▶ **WORK REQUIRED**:
Give again only what runs from the line with "Output a JSON" to the final line of the entries below, exactly as written and without pictures.

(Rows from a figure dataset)
┏━━

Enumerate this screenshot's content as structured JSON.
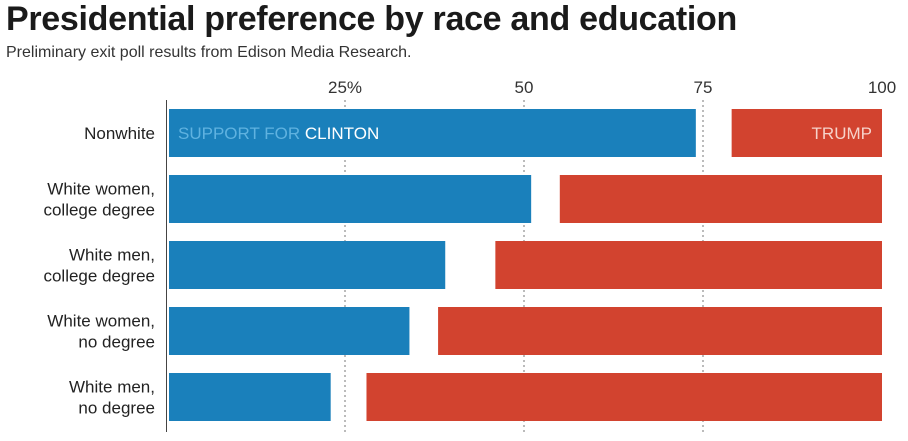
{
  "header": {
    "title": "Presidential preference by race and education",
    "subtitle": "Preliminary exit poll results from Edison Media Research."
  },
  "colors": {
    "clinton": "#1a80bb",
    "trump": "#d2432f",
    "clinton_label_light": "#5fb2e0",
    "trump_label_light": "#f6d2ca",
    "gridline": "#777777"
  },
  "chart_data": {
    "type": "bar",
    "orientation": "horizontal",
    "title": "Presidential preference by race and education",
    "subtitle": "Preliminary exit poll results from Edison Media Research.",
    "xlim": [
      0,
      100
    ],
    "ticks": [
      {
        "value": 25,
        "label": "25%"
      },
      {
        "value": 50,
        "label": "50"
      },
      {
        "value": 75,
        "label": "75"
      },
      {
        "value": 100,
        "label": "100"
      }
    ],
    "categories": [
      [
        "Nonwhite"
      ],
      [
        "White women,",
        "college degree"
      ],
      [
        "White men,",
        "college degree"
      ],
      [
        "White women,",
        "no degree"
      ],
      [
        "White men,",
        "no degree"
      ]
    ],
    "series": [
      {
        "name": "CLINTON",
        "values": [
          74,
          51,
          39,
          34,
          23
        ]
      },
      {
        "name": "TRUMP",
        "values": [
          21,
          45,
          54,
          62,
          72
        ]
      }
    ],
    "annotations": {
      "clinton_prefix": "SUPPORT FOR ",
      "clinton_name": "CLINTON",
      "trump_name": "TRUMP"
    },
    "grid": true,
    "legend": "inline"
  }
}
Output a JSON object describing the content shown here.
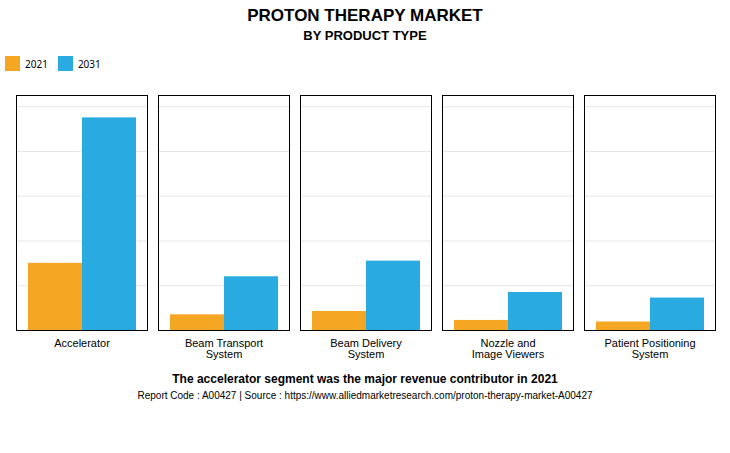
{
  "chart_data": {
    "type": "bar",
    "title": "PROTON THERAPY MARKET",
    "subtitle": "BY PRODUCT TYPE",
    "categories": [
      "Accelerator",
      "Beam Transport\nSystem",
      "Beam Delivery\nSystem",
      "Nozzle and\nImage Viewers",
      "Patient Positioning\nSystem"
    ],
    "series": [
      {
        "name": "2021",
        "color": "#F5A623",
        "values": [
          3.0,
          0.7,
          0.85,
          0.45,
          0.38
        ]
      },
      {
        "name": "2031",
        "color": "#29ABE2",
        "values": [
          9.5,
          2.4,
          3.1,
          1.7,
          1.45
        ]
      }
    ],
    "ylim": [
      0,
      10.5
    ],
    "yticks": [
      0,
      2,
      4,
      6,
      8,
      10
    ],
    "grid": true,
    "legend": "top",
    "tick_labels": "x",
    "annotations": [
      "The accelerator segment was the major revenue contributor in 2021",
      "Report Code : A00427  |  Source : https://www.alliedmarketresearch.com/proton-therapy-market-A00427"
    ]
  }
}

┗━━

▶ **TASK RESPONSE**:
Output a JSON object describing the content shown here.
{
  "chart_data": {
    "type": "bar",
    "title": "PROTON THERAPY MARKET",
    "subtitle": "BY PRODUCT TYPE",
    "categories": [
      "Accelerator",
      "Beam Transport\nSystem",
      "Beam Delivery\nSystem",
      "Nozzle and\nImage Viewers",
      "Patient Positioning\nSystem"
    ],
    "series": [
      {
        "name": "2021",
        "color": "#F5A623",
        "values": [
          3.0,
          0.7,
          0.85,
          0.45,
          0.38
        ]
      },
      {
        "name": "2031",
        "color": "#29ABE2",
        "values": [
          9.5,
          2.4,
          3.1,
          1.7,
          1.45
        ]
      }
    ],
    "ylim": [
      0,
      10.5
    ],
    "yticks": [
      0,
      2,
      4,
      6,
      8,
      10
    ],
    "grid": true,
    "legend": "top",
    "tick_labels": "x",
    "annotations": [
      "The accelerator segment was the major revenue contributor in 2021",
      "Report Code : A00427  |  Source : https://www.alliedmarketresearch.com/proton-therapy-market-A00427"
    ]
  }
}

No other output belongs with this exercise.